● **WHAT NEEDS TO BE DONE**:
Wherever a line in the data below holds "content", copy that line.

(Data items)
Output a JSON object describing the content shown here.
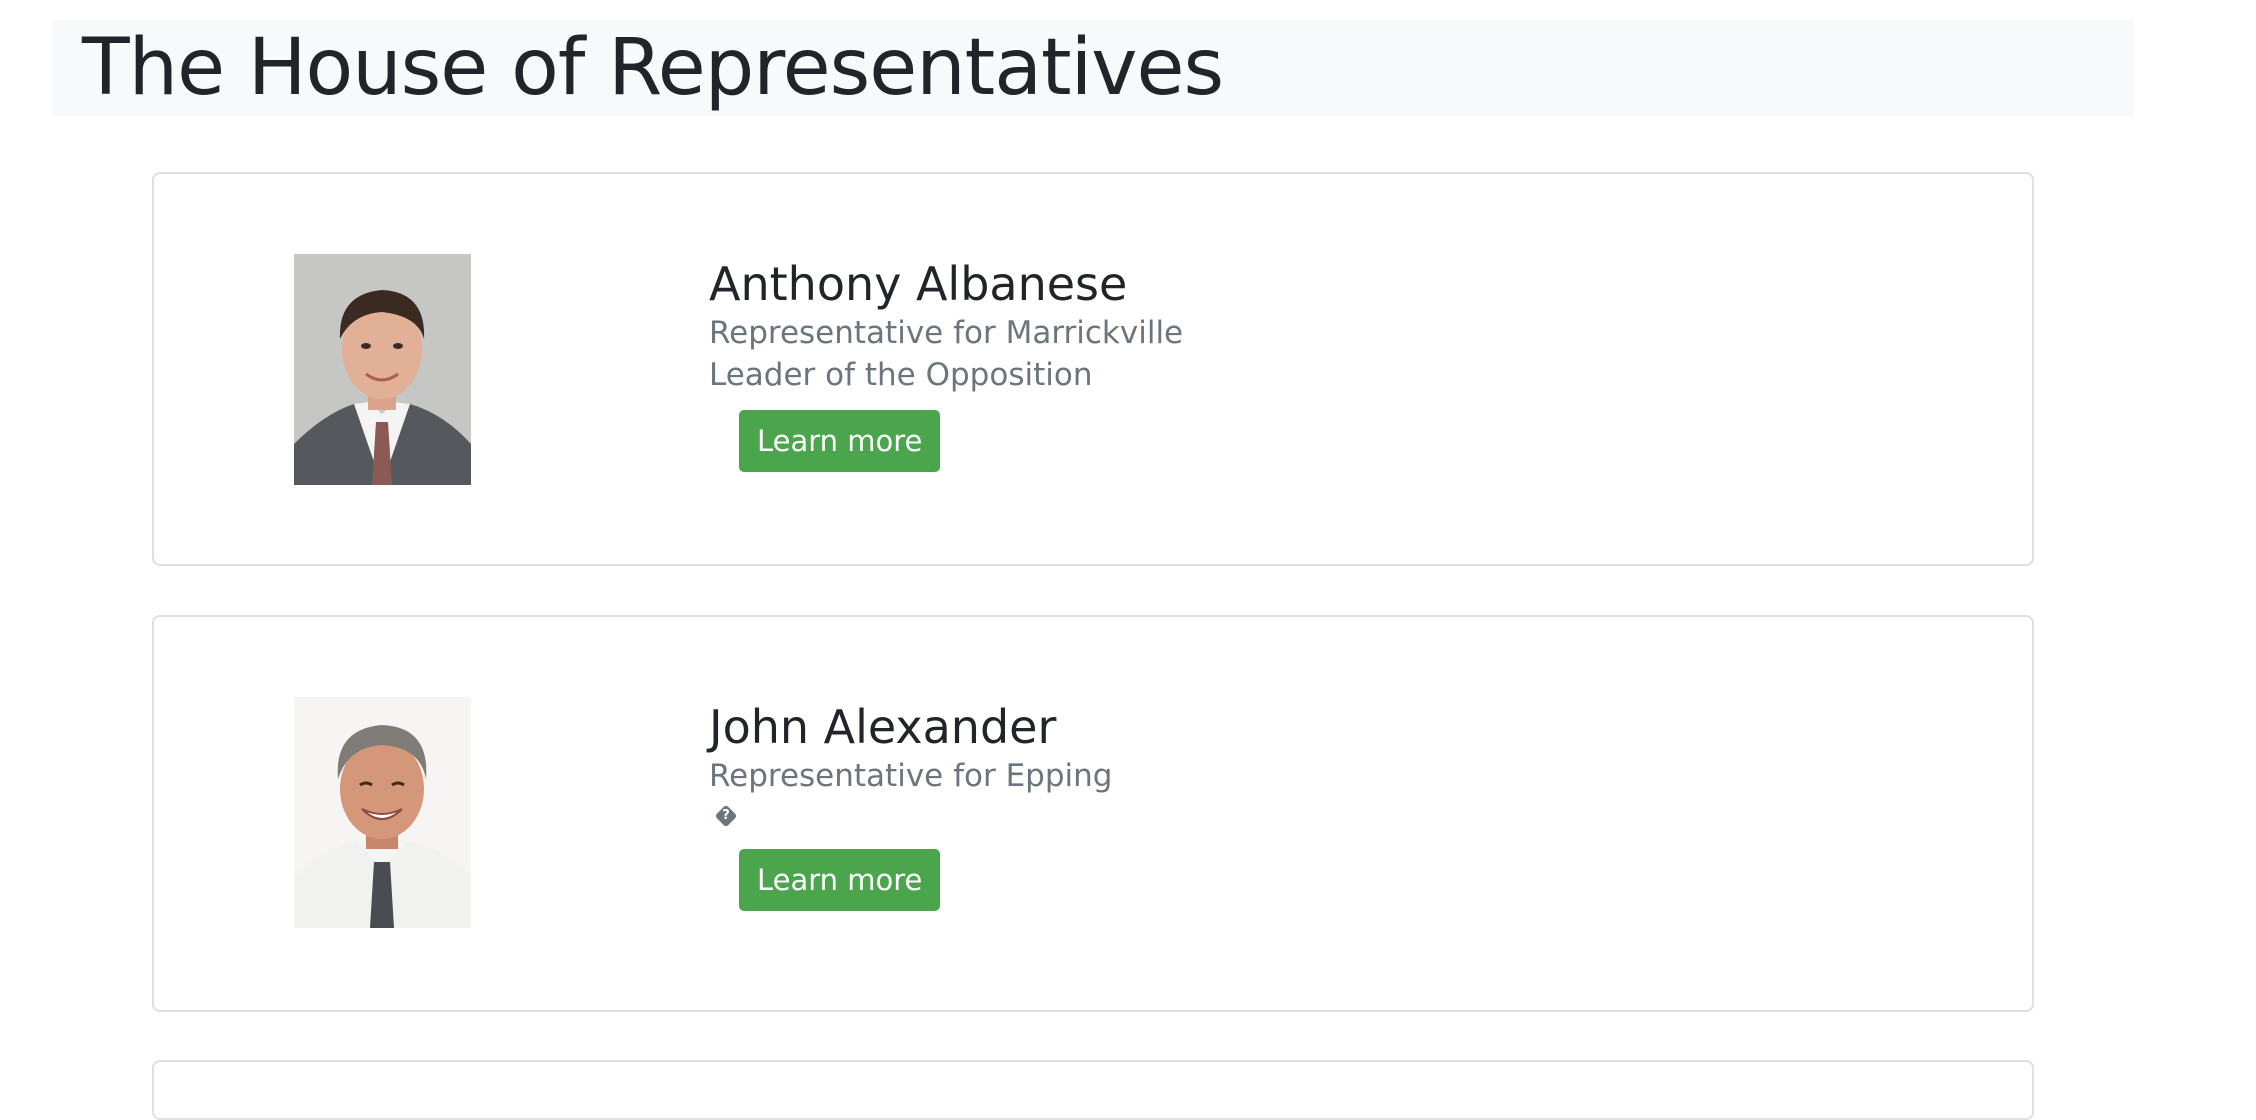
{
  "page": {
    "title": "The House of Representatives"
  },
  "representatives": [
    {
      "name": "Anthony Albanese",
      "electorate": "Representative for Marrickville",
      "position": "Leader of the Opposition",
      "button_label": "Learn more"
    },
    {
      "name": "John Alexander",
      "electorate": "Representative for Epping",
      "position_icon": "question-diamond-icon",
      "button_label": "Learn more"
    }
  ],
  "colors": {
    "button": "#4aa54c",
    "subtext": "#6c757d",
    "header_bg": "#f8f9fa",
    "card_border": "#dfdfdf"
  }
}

---

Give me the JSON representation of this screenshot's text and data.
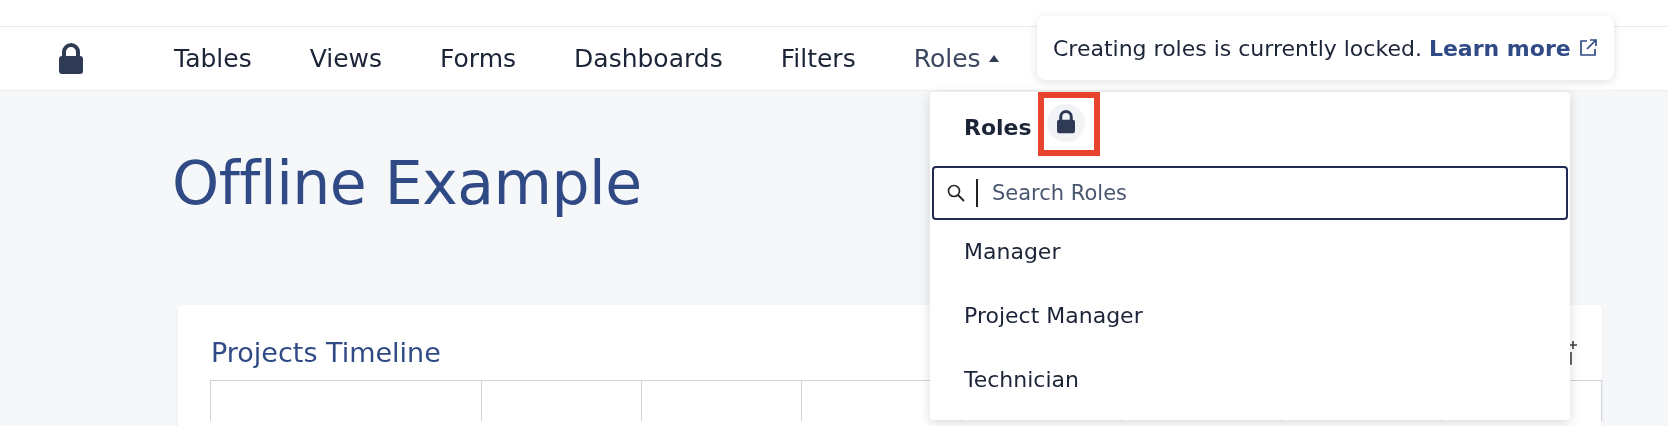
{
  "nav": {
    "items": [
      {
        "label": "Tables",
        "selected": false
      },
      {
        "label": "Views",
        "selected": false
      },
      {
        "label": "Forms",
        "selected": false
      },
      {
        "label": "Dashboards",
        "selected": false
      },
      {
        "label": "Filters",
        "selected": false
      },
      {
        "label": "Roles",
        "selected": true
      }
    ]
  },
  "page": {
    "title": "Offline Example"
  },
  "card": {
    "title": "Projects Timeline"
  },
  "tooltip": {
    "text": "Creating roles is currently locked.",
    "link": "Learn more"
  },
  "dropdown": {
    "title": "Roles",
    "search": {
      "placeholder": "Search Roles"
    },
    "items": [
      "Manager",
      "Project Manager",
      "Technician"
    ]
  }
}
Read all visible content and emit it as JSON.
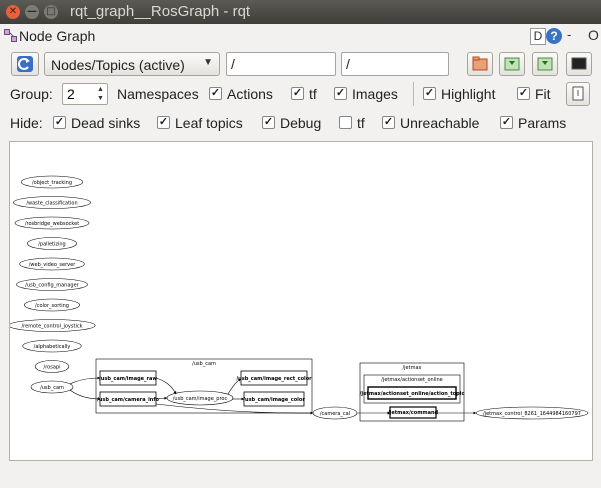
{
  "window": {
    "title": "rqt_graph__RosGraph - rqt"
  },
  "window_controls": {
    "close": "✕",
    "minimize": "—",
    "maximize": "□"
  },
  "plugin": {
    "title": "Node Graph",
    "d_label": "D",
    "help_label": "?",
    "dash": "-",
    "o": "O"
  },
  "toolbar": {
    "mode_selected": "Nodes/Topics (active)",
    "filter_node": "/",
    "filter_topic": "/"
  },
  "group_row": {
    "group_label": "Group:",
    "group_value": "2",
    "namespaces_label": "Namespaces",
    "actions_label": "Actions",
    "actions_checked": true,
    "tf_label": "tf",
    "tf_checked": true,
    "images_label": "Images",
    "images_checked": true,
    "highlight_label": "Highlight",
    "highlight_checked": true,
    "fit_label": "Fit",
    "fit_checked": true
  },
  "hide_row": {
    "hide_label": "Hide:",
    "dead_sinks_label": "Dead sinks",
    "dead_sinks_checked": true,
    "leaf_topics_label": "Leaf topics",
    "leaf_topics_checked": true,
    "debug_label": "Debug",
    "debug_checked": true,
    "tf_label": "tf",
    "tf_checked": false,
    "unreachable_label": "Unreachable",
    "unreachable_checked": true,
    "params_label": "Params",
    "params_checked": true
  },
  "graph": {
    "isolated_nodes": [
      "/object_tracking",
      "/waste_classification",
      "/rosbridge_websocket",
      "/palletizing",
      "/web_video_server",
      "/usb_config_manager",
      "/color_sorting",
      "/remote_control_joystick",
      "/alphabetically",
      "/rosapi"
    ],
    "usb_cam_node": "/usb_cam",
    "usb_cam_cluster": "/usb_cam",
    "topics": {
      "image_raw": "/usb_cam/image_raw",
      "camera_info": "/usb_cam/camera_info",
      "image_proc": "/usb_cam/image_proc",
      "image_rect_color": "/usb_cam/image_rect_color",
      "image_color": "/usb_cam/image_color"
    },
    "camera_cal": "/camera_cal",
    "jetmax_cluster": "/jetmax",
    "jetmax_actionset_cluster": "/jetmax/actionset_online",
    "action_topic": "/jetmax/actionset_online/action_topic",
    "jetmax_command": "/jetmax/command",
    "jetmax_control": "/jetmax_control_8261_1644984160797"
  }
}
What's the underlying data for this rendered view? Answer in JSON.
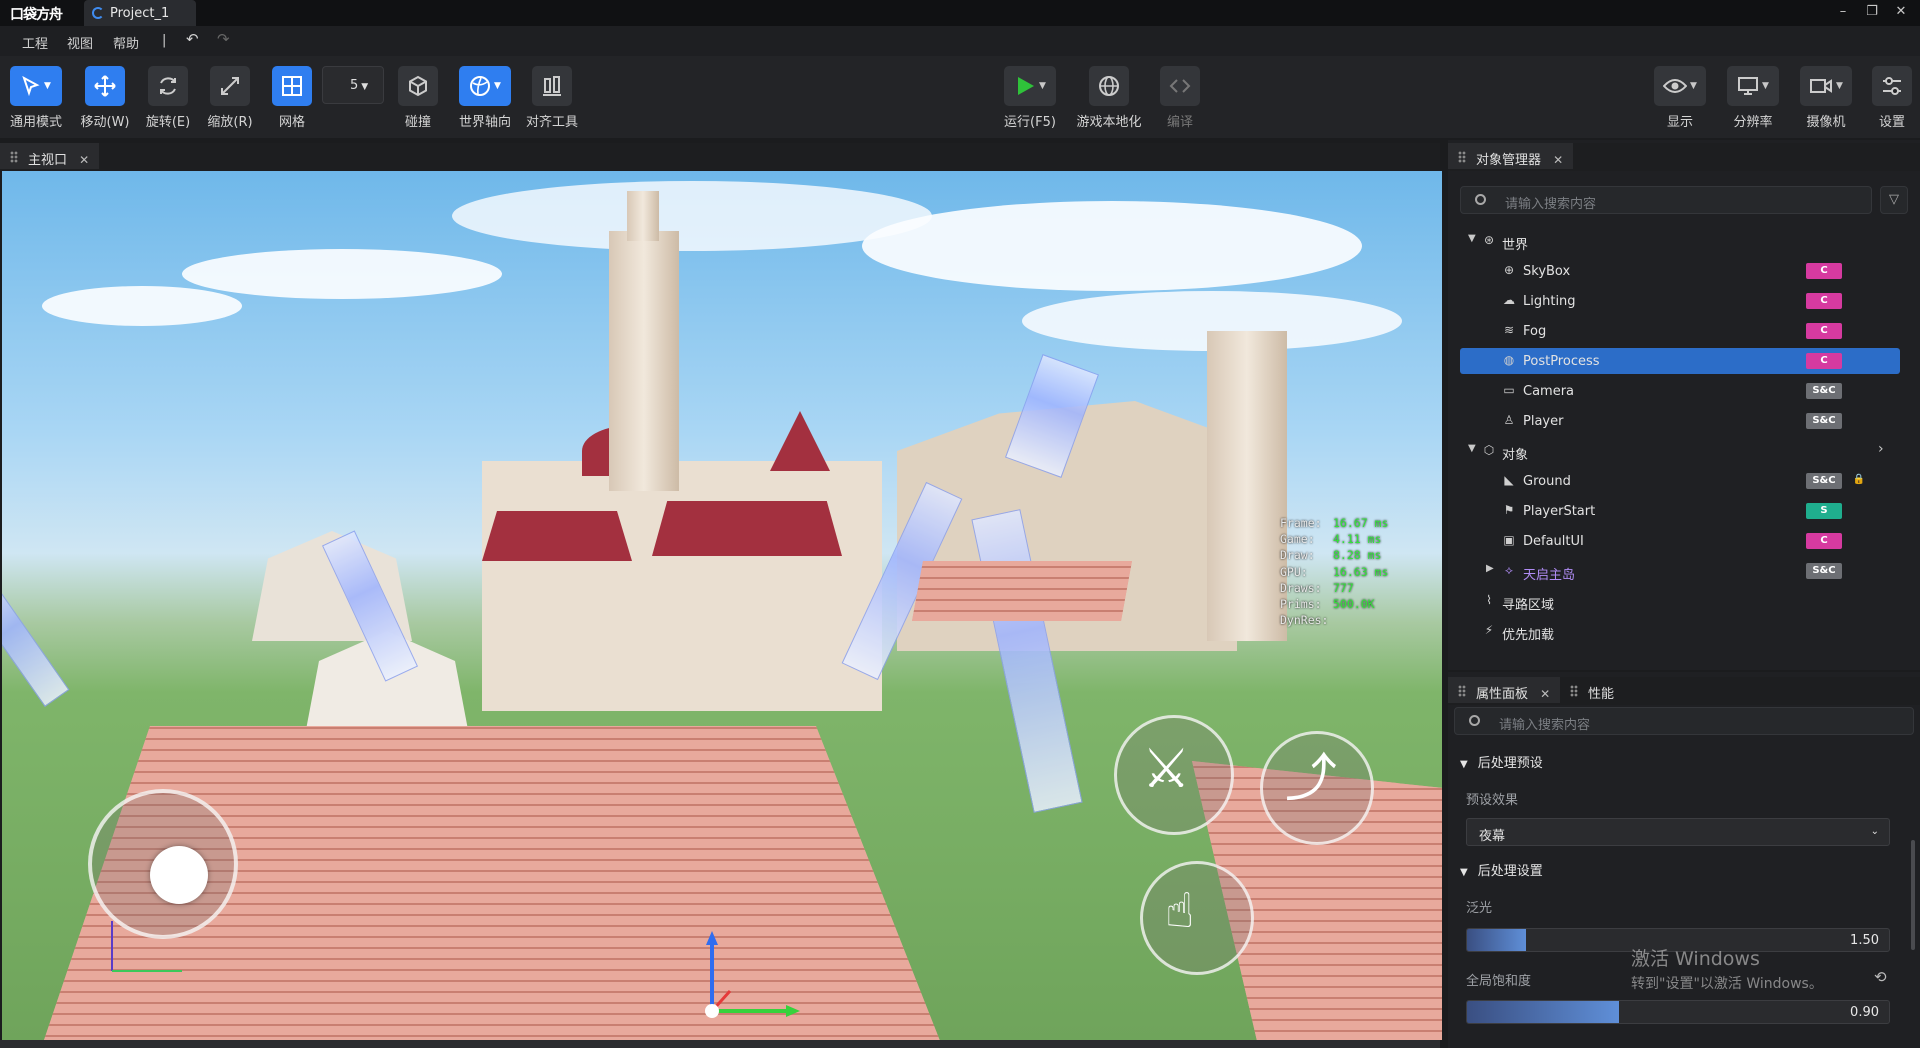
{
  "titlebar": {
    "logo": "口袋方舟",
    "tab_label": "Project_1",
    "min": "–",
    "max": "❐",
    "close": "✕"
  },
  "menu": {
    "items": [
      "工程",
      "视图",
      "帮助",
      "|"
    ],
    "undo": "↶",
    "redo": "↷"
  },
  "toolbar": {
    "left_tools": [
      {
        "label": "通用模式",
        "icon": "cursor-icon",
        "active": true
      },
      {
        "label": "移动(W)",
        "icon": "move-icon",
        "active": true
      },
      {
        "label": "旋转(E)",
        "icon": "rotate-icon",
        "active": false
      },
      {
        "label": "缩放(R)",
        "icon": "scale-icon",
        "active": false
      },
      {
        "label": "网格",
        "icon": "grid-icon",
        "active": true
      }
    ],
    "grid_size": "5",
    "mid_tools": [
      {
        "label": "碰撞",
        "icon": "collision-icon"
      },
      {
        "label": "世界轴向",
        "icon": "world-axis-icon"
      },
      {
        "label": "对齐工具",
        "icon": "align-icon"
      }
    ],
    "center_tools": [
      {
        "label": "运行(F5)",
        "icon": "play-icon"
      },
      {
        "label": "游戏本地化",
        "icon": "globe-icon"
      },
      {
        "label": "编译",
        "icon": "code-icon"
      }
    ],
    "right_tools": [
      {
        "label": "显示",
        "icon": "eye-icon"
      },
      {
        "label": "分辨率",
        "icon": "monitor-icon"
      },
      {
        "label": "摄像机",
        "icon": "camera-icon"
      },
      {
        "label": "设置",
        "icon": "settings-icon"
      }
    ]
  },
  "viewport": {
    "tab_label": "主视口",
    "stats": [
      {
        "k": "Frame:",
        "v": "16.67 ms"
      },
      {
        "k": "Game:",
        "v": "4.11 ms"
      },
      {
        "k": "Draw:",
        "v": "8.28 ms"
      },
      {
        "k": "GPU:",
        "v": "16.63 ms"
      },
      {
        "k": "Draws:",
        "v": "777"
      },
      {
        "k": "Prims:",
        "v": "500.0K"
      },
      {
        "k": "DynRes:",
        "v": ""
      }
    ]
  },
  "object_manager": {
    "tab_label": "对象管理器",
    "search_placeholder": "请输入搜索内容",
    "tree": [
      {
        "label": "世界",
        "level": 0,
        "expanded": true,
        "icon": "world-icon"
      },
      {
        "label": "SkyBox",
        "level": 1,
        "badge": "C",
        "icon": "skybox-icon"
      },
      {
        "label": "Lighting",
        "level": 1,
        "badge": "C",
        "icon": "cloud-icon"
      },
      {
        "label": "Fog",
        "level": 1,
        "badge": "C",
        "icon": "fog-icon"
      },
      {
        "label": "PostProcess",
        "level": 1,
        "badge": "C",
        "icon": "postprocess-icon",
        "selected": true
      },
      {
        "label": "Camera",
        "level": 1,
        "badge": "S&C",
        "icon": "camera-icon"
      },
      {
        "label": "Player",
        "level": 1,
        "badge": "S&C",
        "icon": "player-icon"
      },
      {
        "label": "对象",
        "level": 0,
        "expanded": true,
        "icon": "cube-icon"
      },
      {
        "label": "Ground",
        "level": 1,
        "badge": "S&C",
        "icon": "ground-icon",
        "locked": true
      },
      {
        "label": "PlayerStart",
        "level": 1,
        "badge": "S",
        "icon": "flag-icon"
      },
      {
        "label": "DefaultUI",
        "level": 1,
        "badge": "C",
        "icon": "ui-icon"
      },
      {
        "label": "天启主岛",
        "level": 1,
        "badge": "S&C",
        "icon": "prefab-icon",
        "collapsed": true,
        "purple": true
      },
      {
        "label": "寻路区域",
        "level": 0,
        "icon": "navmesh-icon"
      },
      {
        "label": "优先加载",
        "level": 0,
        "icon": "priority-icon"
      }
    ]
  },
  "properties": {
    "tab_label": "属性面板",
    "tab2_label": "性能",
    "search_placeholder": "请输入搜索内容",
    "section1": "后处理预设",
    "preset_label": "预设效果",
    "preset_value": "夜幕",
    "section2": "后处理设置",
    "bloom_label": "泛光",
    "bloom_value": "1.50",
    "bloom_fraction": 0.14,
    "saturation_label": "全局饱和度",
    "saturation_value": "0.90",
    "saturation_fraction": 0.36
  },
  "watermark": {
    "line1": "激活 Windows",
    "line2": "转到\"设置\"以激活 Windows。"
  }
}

--

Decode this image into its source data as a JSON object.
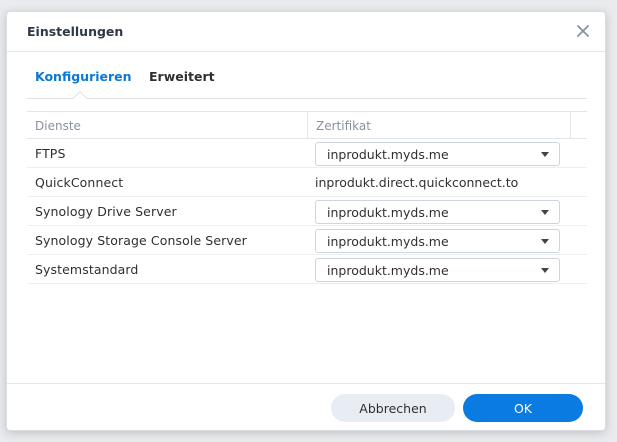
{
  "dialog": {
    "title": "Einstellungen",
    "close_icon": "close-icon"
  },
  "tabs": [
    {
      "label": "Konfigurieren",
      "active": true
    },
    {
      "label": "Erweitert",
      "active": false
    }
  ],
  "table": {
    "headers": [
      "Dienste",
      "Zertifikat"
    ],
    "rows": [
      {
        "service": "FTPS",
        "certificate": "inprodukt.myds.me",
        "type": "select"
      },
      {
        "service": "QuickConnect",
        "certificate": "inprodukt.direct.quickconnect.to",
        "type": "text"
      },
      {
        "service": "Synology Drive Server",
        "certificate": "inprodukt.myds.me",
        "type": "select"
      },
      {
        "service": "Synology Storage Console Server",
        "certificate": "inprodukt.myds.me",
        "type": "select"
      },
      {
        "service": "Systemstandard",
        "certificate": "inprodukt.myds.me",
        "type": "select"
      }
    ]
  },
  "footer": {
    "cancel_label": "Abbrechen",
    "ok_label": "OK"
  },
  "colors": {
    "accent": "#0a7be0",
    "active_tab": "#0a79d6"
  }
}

● **TASK RESULT**:
Output a JSON object describing the content shown here.
Read all visible content and emit it as JSON.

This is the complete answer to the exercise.